[Dataset records on visual material]

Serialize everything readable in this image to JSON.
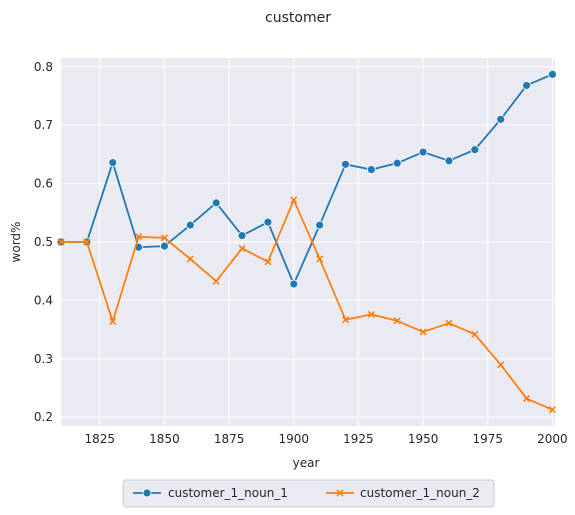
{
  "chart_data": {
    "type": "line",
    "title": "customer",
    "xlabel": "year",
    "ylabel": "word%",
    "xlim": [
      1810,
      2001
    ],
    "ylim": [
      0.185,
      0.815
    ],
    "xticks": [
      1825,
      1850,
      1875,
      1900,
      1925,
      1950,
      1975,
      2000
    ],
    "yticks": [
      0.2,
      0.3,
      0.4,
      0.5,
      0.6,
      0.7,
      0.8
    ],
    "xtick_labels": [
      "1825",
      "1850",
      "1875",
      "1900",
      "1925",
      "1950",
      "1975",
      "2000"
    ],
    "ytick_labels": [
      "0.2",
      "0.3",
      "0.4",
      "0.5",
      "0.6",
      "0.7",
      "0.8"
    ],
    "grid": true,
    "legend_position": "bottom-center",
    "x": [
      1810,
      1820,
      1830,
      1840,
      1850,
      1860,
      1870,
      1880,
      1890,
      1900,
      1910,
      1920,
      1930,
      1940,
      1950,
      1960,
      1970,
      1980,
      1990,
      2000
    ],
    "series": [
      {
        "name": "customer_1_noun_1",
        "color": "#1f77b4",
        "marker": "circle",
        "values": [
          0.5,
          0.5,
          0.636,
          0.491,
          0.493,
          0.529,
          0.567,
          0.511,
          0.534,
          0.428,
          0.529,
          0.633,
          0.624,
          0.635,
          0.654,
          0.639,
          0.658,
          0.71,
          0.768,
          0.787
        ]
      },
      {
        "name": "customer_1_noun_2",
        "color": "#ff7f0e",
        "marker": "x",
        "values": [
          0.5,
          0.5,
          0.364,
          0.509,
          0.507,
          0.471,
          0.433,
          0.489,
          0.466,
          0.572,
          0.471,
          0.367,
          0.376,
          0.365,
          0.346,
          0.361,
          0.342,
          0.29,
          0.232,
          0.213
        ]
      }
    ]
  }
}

**What is expected**
Your copy should match the entries exactly, minus the pictures.

**Exercise result**
Serialize everything readable in this image to JSON.
{
  "chart_data": {
    "type": "line",
    "title": "customer",
    "xlabel": "year",
    "ylabel": "word%",
    "xlim": [
      1810,
      2001
    ],
    "ylim": [
      0.185,
      0.815
    ],
    "xticks": [
      1825,
      1850,
      1875,
      1900,
      1925,
      1950,
      1975,
      2000
    ],
    "yticks": [
      0.2,
      0.3,
      0.4,
      0.5,
      0.6,
      0.7,
      0.8
    ],
    "xtick_labels": [
      "1825",
      "1850",
      "1875",
      "1900",
      "1925",
      "1950",
      "1975",
      "2000"
    ],
    "ytick_labels": [
      "0.2",
      "0.3",
      "0.4",
      "0.5",
      "0.6",
      "0.7",
      "0.8"
    ],
    "grid": true,
    "legend_position": "bottom-center",
    "x": [
      1810,
      1820,
      1830,
      1840,
      1850,
      1860,
      1870,
      1880,
      1890,
      1900,
      1910,
      1920,
      1930,
      1940,
      1950,
      1960,
      1970,
      1980,
      1990,
      2000
    ],
    "series": [
      {
        "name": "customer_1_noun_1",
        "color": "#1f77b4",
        "marker": "circle",
        "values": [
          0.5,
          0.5,
          0.636,
          0.491,
          0.493,
          0.529,
          0.567,
          0.511,
          0.534,
          0.428,
          0.529,
          0.633,
          0.624,
          0.635,
          0.654,
          0.639,
          0.658,
          0.71,
          0.768,
          0.787
        ]
      },
      {
        "name": "customer_1_noun_2",
        "color": "#ff7f0e",
        "marker": "x",
        "values": [
          0.5,
          0.5,
          0.364,
          0.509,
          0.507,
          0.471,
          0.433,
          0.489,
          0.466,
          0.572,
          0.471,
          0.367,
          0.376,
          0.365,
          0.346,
          0.361,
          0.342,
          0.29,
          0.232,
          0.213
        ]
      }
    ]
  }
}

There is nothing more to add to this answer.